Extracted records:
------------------------------
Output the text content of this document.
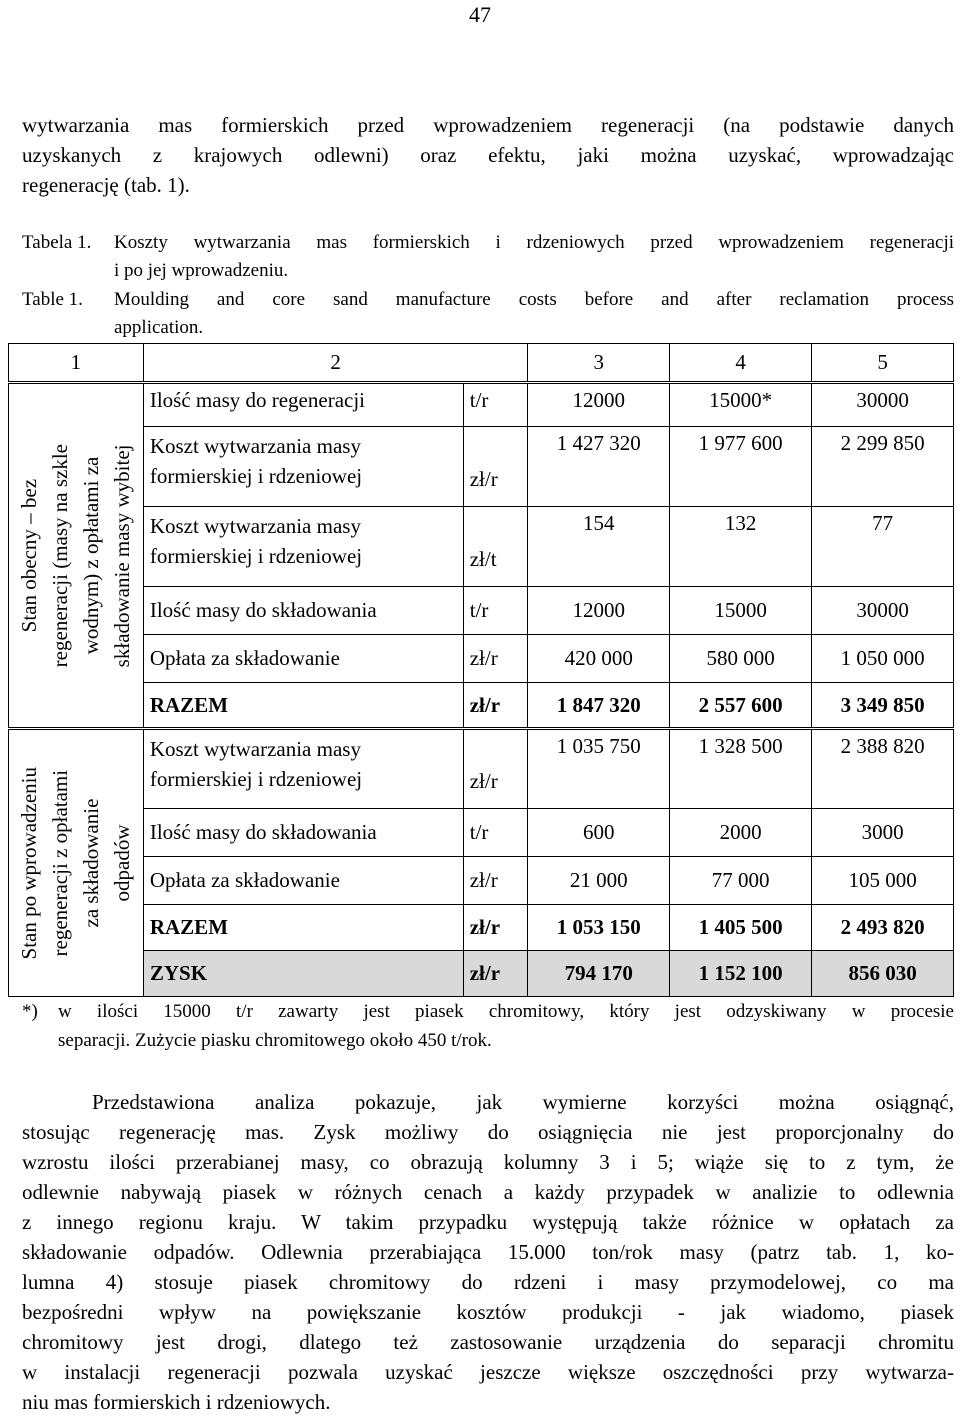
47
wytwarzania mas formierskich przed wprowadzeniem regeneracji (na podstawie danych
uzyskanych z krajowych odlewni) oraz efektu, jaki można uzyskać, wprowadzając
regenerację (tab. 1).
Tabela 1.	Koszty wytwarzania mas formierskich i rdzeniowych przed wprowadzeniem regeneracji
i po jej wprowadzeniu.
Table 1.	Moulding and core sand manufacture costs before and after reclamation process
application.
1	2		3	4	5

Stan obecny – bez regeneracji (masy na szkle wodnym) z opłatami za składowanie masy wybitej	Ilość masy do regeneracji	t/r	12000	15000*	30000

	Koszt wytwarzania masy
formierskiej i rdzeniowej	zł/r	1 427 320	1 977 600	2 299 850

	Koszt wytwarzania masy
formierskiej i rdzeniowej	zł/t	154	132	77
	Ilość masy do składowania	t/r	12000	15000	30000
	Opłata za składowanie	zł/r	420 000	580 000	1 050 000
	RAZEM	zł/r	1 847 320	2 557 600	3 349 850

Stan po wprowadzeniu regeneracji z opłatami za składowanie odpadów	Koszt wytwarzania masy
formierskiej i rdzeniowej	zł/r	1 035 750	1 328 500	2 388 820
	Ilość masy do składowania	t/r	600	2000	3000
	Opłata za składowanie	zł/r	21 000	77 000	105 000
	RAZEM	zł/r	1 053 150	1 405 500	2 493 820
	ZYSK	zł/r	794 170	1 152 100	856 030
*)	w ilości 15000 t/r zawarty jest piasek chromitowy, który jest odzyskiwany w procesie
separacji. Zużycie piasku chromitowego około 450 t/rok.
Przedstawiona analiza pokazuje, jak wymierne korzyści można osiągnąć,
stosując regenerację mas. Zysk możliwy do osiągnięcia nie jest proporcjonalny do
wzrostu ilości przerabianej masy, co obrazują kolumny 3 i 5; wiąże się to z tym, że
odlewnie nabywają piasek w różnych cenach a każdy przypadek w analizie to odlewnia
z innego regionu kraju. W takim przypadku występują także różnice w opłatach za
składowanie odpadów. Odlewnia przerabiająca 15.000 ton/rok masy (patrz tab. 1, ko-
lumna 4) stosuje piasek chromitowy do rdzeni i masy przymodelowej, co ma
bezpośredni wpływ na powiększanie kosztów produkcji - jak wiadomo, piasek
chromitowy jest drogi, dlatego też zastosowanie urządzenia do separacji chromitu
w instalacji regeneracji pozwala uzyskać jeszcze większe oszczędności przy wytwarza-
niu mas formierskich i rdzeniowych.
------------------------------
== GIVEN PROBLEM ==
Your copy should match the records word for word, with the pictures removed.

== RESPONSE TO THE TASK ==
Output the text content of this document.
47
wytwarzania mas formierskich przed wprowadzeniem regeneracji (na podstawie danych
uzyskanych z krajowych odlewni) oraz efektu, jaki można uzyskać, wprowadzając
regenerację (tab. 1).
Tabela 1.	Koszty wytwarzania mas formierskich i rdzeniowych przed wprowadzeniem regeneracji
i po jej wprowadzeniu.
Table 1.	Moulding and core sand manufacture costs before and after reclamation process
application.
1	2		3	4	5

Stan obecny – bez regeneracji (masy na szkle wodnym) z opłatami za składowanie masy wybitej	Ilość masy do regeneracji	t/r	12000	15000*	30000

	Koszt wytwarzania masy
formierskiej i rdzeniowej	zł/r	1 427 320	1 977 600	2 299 850

	Koszt wytwarzania masy
formierskiej i rdzeniowej	zł/t	154	132	77
	Ilość masy do składowania	t/r	12000	15000	30000
	Opłata za składowanie	zł/r	420 000	580 000	1 050 000
	RAZEM	zł/r	1 847 320	2 557 600	3 349 850

Stan po wprowadzeniu regeneracji z opłatami za składowanie odpadów	Koszt wytwarzania masy
formierskiej i rdzeniowej	zł/r	1 035 750	1 328 500	2 388 820
	Ilość masy do składowania	t/r	600	2000	3000
	Opłata za składowanie	zł/r	21 000	77 000	105 000
	RAZEM	zł/r	1 053 150	1 405 500	2 493 820
	ZYSK	zł/r	794 170	1 152 100	856 030
*)	w ilości 15000 t/r zawarty jest piasek chromitowy, który jest odzyskiwany w procesie
separacji. Zużycie piasku chromitowego około 450 t/rok.
Przedstawiona analiza pokazuje, jak wymierne korzyści można osiągnąć,
stosując regenerację mas. Zysk możliwy do osiągnięcia nie jest proporcjonalny do
wzrostu ilości przerabianej masy, co obrazują kolumny 3 i 5; wiąże się to z tym, że
odlewnie nabywają piasek w różnych cenach a każdy przypadek w analizie to odlewnia
z innego regionu kraju. W takim przypadku występują także różnice w opłatach za
składowanie odpadów. Odlewnia przerabiająca 15.000 ton/rok masy (patrz tab. 1, ko-
lumna 4) stosuje piasek chromitowy do rdzeni i masy przymodelowej, co ma
bezpośredni wpływ na powiększanie kosztów produkcji - jak wiadomo, piasek
chromitowy jest drogi, dlatego też zastosowanie urządzenia do separacji chromitu
w instalacji regeneracji pozwala uzyskać jeszcze większe oszczędności przy wytwarza-
niu mas formierskich i rdzeniowych.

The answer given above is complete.